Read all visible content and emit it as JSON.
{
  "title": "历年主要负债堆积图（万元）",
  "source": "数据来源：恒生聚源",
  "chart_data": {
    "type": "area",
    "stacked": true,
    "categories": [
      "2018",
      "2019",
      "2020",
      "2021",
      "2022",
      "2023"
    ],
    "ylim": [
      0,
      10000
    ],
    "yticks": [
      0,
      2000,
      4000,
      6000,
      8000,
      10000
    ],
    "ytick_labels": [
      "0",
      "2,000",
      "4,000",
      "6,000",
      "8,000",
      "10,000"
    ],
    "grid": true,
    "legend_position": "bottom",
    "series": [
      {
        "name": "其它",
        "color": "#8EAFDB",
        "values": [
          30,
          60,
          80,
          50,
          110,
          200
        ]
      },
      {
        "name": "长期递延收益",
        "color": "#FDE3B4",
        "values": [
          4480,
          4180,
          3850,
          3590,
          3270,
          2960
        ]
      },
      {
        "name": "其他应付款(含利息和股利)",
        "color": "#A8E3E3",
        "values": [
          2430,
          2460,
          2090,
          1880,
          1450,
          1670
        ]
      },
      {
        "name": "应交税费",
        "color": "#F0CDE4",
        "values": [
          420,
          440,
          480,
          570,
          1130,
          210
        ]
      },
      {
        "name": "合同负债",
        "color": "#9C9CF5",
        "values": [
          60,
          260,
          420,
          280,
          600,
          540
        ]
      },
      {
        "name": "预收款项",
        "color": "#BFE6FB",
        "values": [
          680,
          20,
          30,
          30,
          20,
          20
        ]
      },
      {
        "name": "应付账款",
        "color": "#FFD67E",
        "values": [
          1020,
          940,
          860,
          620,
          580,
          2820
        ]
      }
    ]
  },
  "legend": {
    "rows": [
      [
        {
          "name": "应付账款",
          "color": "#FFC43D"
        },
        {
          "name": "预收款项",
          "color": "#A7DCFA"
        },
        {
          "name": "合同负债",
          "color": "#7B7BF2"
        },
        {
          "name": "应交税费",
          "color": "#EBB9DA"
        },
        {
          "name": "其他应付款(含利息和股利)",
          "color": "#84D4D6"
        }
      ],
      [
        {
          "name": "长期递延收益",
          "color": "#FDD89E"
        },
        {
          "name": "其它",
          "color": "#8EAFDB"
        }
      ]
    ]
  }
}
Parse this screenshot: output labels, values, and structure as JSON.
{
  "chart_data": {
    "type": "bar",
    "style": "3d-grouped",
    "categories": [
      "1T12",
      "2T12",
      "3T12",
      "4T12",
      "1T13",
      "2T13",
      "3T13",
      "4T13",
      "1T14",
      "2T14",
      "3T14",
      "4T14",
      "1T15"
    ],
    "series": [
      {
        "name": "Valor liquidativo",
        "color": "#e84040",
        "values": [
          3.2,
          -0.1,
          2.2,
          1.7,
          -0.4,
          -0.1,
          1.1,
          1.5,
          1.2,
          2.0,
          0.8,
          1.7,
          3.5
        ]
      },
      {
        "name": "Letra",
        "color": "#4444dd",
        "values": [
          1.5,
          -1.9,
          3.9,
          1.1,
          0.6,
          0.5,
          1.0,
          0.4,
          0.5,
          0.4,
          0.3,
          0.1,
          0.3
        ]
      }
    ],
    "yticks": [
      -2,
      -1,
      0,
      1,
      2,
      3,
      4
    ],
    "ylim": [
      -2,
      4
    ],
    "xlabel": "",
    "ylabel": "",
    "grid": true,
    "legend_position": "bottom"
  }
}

==========

** Challenge **
Write the listing out again, exactly as shown above.

** The response **
Read all visible content and emit it as JSON.
{
  "title": "历年主要负债堆积图（万元）",
  "source": "数据来源：恒生聚源",
  "chart_data": {
    "type": "area",
    "stacked": true,
    "categories": [
      "2018",
      "2019",
      "2020",
      "2021",
      "2022",
      "2023"
    ],
    "ylim": [
      0,
      10000
    ],
    "yticks": [
      0,
      2000,
      4000,
      6000,
      8000,
      10000
    ],
    "ytick_labels": [
      "0",
      "2,000",
      "4,000",
      "6,000",
      "8,000",
      "10,000"
    ],
    "grid": true,
    "legend_position": "bottom",
    "series": [
      {
        "name": "其它",
        "color": "#8EAFDB",
        "values": [
          30,
          60,
          80,
          50,
          110,
          200
        ]
      },
      {
        "name": "长期递延收益",
        "color": "#FDE3B4",
        "values": [
          4480,
          4180,
          3850,
          3590,
          3270,
          2960
        ]
      },
      {
        "name": "其他应付款(含利息和股利)",
        "color": "#A8E3E3",
        "values": [
          2430,
          2460,
          2090,
          1880,
          1450,
          1670
        ]
      },
      {
        "name": "应交税费",
        "color": "#F0CDE4",
        "values": [
          420,
          440,
          480,
          570,
          1130,
          210
        ]
      },
      {
        "name": "合同负债",
        "color": "#9C9CF5",
        "values": [
          60,
          260,
          420,
          280,
          600,
          540
        ]
      },
      {
        "name": "预收款项",
        "color": "#BFE6FB",
        "values": [
          680,
          20,
          30,
          30,
          20,
          20
        ]
      },
      {
        "name": "应付账款",
        "color": "#FFD67E",
        "values": [
          1020,
          940,
          860,
          620,
          580,
          2820
        ]
      }
    ]
  },
  "legend": {
    "rows": [
      [
        {
          "name": "应付账款",
          "color": "#FFC43D"
        },
        {
          "name": "预收款项",
          "color": "#A7DCFA"
        },
        {
          "name": "合同负债",
          "color": "#7B7BF2"
        },
        {
          "name": "应交税费",
          "color": "#EBB9DA"
        },
        {
          "name": "其他应付款(含利息和股利)",
          "color": "#84D4D6"
        }
      ],
      [
        {
          "name": "长期递延收益",
          "color": "#FDD89E"
        },
        {
          "name": "其它",
          "color": "#8EAFDB"
        }
      ]
    ]
  }
}
Parse this screenshot: output labels, values, and structure as JSON.
{
  "chart_data": {
    "type": "bar",
    "style": "3d-grouped",
    "categories": [
      "1T12",
      "2T12",
      "3T12",
      "4T12",
      "1T13",
      "2T13",
      "3T13",
      "4T13",
      "1T14",
      "2T14",
      "3T14",
      "4T14",
      "1T15"
    ],
    "series": [
      {
        "name": "Valor liquidativo",
        "color": "#e84040",
        "values": [
          3.2,
          -0.1,
          2.2,
          1.7,
          -0.4,
          -0.1,
          1.1,
          1.5,
          1.2,
          2.0,
          0.8,
          1.7,
          3.5
        ]
      },
      {
        "name": "Letra",
        "color": "#4444dd",
        "values": [
          1.5,
          -1.9,
          3.9,
          1.1,
          0.6,
          0.5,
          1.0,
          0.4,
          0.5,
          0.4,
          0.3,
          0.1,
          0.3
        ]
      }
    ],
    "yticks": [
      -2,
      -1,
      0,
      1,
      2,
      3,
      4
    ],
    "ylim": [
      -2,
      4
    ],
    "xlabel": "",
    "ylabel": "",
    "grid": true,
    "legend_position": "bottom"
  }
}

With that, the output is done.